* START *

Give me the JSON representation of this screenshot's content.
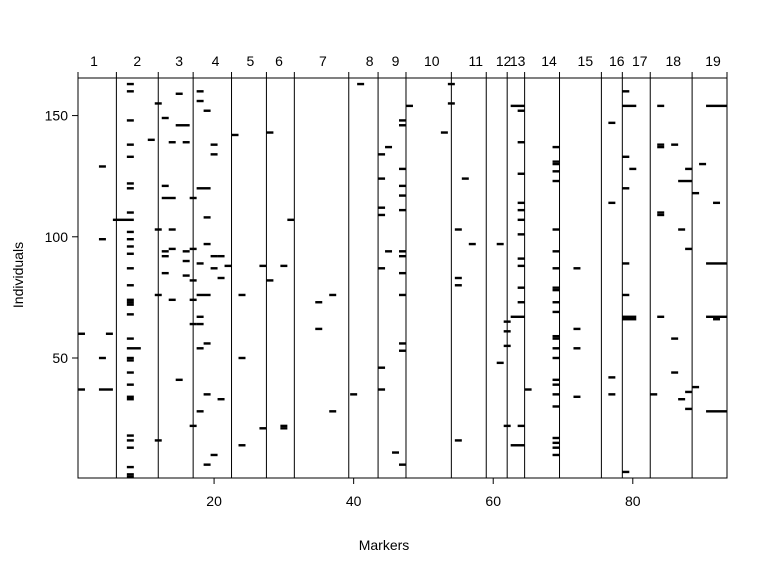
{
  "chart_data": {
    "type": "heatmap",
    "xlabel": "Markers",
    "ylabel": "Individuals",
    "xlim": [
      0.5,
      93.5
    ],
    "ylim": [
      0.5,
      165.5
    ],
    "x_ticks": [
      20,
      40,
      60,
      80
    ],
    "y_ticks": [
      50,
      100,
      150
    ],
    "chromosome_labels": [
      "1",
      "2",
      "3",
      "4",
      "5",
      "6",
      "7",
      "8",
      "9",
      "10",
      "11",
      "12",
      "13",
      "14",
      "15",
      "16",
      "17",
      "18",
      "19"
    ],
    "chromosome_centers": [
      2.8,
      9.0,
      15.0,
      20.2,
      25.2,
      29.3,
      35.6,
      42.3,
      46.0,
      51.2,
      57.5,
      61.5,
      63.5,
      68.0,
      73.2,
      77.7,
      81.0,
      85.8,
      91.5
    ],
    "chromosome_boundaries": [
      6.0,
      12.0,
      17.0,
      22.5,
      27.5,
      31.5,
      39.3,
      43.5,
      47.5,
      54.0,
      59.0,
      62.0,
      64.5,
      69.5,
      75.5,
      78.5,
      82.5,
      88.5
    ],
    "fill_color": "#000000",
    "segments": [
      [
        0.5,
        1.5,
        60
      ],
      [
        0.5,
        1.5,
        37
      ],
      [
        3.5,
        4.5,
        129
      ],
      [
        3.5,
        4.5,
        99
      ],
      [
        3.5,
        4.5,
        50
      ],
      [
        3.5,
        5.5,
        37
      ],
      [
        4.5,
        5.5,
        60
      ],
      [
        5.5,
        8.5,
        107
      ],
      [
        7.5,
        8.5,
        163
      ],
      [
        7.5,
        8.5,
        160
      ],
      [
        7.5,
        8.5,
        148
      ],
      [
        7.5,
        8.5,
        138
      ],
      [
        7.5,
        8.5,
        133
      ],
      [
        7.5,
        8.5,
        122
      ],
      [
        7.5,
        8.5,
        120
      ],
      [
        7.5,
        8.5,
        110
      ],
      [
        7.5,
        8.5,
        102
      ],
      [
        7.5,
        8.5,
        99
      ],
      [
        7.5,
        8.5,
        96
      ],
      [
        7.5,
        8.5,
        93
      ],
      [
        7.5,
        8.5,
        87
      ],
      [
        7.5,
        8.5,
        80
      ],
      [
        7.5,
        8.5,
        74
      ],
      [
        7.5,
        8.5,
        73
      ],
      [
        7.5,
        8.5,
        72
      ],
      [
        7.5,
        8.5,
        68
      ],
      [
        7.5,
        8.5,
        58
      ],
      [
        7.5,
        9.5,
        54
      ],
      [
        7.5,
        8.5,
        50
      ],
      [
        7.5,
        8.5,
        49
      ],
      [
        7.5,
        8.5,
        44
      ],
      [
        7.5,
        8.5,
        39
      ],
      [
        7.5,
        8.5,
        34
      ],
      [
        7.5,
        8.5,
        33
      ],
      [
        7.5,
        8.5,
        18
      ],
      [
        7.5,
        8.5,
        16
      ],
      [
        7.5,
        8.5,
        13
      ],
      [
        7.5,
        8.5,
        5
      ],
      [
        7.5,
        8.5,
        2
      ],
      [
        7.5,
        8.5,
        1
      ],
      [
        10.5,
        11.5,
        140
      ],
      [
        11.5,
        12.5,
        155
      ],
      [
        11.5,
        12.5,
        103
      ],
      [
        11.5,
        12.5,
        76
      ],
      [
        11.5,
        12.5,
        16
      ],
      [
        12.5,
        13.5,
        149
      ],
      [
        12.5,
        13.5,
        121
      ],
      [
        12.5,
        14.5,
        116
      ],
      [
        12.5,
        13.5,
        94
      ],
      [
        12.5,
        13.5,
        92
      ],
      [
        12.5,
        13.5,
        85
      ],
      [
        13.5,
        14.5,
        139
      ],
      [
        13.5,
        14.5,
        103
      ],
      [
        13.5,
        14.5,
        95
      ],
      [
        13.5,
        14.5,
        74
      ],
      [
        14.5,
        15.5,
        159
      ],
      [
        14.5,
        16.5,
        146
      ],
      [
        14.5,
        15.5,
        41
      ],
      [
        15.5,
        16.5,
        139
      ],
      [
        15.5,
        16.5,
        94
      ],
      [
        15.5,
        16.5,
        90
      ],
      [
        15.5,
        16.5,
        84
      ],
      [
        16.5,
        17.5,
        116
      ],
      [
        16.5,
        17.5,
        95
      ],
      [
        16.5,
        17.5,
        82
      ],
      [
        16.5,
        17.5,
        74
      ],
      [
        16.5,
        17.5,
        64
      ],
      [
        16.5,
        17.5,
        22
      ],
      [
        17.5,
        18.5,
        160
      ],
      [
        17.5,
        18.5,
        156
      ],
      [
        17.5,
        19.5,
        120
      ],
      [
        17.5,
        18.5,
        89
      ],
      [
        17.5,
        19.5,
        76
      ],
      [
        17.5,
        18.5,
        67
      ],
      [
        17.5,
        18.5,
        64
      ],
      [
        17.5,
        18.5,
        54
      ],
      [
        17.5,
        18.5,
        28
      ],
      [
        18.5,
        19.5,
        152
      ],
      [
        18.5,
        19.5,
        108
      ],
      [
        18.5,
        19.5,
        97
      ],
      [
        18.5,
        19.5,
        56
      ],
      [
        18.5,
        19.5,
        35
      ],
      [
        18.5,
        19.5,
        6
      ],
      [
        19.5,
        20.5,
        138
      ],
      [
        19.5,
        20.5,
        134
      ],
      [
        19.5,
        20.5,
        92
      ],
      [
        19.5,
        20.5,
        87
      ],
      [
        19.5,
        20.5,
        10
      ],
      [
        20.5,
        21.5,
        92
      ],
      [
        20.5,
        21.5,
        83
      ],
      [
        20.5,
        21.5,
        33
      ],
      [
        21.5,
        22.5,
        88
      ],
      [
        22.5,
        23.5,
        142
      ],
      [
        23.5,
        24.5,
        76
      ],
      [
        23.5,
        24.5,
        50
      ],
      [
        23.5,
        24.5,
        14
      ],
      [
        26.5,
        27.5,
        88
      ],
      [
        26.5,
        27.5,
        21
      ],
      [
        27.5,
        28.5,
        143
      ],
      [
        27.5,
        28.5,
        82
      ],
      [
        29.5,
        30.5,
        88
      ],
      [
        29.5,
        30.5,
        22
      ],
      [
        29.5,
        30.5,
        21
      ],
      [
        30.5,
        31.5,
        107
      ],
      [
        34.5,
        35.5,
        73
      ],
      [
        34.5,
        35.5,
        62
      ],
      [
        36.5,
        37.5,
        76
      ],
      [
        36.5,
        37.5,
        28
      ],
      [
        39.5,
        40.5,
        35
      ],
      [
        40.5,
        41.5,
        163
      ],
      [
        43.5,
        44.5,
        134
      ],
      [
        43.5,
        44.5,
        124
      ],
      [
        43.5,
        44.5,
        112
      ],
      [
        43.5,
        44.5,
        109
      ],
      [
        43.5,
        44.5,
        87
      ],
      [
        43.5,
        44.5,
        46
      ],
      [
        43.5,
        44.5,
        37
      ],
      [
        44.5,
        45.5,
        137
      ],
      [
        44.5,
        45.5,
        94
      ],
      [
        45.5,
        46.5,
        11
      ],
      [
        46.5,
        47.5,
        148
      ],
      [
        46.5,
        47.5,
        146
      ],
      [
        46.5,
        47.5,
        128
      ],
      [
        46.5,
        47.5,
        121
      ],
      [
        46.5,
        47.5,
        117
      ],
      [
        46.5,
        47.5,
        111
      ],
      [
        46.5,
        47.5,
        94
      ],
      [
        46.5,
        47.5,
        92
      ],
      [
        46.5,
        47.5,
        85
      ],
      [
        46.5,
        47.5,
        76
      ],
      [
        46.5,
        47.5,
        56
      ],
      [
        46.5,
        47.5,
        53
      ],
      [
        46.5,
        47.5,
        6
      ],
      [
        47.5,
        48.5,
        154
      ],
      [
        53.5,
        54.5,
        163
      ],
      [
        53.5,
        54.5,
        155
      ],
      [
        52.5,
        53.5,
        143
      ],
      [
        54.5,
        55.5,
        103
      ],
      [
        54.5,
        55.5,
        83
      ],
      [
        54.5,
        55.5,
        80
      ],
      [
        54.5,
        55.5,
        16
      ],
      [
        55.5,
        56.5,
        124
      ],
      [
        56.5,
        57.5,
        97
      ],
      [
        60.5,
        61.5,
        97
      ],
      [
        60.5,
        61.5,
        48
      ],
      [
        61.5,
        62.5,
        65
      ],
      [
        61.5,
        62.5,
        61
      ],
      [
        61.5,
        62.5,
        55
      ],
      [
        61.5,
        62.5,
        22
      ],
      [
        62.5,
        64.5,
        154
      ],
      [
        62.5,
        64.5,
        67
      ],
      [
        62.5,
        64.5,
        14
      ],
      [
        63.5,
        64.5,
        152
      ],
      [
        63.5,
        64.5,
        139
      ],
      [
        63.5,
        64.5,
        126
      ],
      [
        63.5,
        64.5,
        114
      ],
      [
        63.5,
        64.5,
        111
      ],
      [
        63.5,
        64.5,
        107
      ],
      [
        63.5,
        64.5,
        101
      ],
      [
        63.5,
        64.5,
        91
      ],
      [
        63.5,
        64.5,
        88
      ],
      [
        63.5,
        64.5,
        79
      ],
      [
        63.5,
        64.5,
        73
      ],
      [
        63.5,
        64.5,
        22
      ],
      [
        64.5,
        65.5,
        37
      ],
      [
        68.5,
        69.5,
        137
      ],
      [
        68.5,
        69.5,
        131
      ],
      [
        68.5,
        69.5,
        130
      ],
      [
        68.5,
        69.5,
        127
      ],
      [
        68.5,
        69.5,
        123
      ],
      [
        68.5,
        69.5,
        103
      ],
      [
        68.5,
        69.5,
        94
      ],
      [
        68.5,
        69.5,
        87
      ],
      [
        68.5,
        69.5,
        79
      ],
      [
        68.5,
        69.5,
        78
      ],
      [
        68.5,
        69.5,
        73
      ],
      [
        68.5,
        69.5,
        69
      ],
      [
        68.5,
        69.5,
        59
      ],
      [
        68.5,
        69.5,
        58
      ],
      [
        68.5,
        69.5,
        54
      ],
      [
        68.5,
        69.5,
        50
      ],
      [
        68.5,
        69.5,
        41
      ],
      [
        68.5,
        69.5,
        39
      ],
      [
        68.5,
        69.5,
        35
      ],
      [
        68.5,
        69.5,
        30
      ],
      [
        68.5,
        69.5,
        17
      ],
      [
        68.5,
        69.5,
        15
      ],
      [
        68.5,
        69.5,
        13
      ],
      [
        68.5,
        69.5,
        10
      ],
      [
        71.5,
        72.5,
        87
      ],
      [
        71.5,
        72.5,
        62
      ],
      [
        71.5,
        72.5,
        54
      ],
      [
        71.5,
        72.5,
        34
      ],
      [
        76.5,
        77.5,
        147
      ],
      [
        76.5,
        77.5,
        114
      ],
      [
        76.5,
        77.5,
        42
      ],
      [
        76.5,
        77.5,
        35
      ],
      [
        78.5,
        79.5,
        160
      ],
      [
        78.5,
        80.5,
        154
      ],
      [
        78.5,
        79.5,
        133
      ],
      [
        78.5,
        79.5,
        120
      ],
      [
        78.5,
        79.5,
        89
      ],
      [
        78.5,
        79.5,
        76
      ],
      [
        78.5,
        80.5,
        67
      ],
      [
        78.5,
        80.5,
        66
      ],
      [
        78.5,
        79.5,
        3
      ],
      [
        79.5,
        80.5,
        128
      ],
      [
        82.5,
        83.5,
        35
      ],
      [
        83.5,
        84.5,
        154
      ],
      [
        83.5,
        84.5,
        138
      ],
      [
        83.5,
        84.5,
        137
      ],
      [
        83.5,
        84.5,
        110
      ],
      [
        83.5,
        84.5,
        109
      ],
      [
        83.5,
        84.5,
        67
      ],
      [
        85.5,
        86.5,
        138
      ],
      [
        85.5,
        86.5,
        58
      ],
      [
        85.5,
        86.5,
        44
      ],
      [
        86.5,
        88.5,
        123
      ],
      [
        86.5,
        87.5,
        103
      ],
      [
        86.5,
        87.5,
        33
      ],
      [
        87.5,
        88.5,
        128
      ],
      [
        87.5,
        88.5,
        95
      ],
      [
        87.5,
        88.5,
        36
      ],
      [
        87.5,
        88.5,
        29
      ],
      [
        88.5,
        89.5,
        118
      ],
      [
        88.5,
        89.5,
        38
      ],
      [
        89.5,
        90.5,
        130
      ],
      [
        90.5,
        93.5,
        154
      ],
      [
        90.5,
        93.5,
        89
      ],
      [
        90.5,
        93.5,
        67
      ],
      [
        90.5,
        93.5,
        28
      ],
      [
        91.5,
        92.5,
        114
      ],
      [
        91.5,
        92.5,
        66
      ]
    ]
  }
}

* END *
* START *

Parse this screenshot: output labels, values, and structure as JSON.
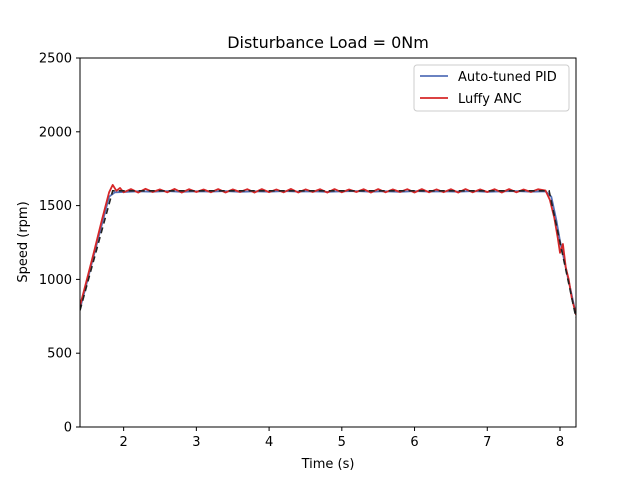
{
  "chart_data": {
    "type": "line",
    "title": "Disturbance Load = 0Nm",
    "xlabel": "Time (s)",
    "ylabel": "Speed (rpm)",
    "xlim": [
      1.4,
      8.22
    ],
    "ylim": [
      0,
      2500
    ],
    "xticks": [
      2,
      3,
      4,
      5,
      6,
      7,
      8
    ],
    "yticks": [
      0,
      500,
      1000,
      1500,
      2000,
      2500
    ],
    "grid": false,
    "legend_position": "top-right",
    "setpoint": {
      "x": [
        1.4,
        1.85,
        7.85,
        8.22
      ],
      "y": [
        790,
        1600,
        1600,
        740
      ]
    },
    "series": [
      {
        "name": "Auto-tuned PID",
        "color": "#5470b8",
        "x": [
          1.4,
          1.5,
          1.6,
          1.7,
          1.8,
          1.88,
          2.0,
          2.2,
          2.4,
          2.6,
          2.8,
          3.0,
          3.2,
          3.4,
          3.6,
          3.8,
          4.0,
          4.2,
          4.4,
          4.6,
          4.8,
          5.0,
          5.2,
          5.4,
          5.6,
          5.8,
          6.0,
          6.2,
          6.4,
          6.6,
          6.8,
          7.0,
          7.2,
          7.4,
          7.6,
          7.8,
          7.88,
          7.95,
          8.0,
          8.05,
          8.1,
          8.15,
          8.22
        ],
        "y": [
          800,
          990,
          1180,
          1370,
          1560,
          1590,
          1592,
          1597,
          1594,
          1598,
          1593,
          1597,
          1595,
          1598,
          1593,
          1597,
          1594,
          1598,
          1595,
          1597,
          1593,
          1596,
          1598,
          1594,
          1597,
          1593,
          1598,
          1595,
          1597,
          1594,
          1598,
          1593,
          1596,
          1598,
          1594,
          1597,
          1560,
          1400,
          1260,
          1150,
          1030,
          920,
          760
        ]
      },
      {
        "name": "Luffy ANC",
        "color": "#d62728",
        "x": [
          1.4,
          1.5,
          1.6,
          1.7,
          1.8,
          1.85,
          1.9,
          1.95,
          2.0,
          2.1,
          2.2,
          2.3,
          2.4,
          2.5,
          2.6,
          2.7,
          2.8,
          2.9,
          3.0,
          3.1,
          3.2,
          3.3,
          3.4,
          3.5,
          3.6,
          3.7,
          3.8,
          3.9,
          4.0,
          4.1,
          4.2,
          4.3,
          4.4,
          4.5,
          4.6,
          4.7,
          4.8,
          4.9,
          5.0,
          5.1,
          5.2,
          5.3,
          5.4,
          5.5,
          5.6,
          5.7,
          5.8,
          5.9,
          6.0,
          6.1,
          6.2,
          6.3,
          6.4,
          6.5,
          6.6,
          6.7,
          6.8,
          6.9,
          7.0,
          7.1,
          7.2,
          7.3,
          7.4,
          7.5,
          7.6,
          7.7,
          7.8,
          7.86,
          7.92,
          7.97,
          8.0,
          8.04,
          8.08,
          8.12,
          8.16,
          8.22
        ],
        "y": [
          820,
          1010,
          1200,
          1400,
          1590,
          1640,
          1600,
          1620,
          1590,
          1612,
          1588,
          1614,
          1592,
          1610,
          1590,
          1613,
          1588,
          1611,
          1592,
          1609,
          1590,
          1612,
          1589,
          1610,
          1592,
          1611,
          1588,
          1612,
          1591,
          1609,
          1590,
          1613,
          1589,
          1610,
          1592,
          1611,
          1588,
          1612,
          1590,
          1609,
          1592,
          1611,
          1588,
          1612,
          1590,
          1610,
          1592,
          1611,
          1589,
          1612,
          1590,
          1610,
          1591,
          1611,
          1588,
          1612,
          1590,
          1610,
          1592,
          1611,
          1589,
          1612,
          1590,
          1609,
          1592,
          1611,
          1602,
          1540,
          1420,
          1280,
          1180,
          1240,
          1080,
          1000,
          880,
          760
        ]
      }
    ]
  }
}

* END *

**PROBLEM REQUIREMENTS**
Locate the lines above that contain "ylabel" and copy them.

**SOLUTION BELOW**
    "ylabel": "Individuals",
    "ylabel": "Speed (rpm)",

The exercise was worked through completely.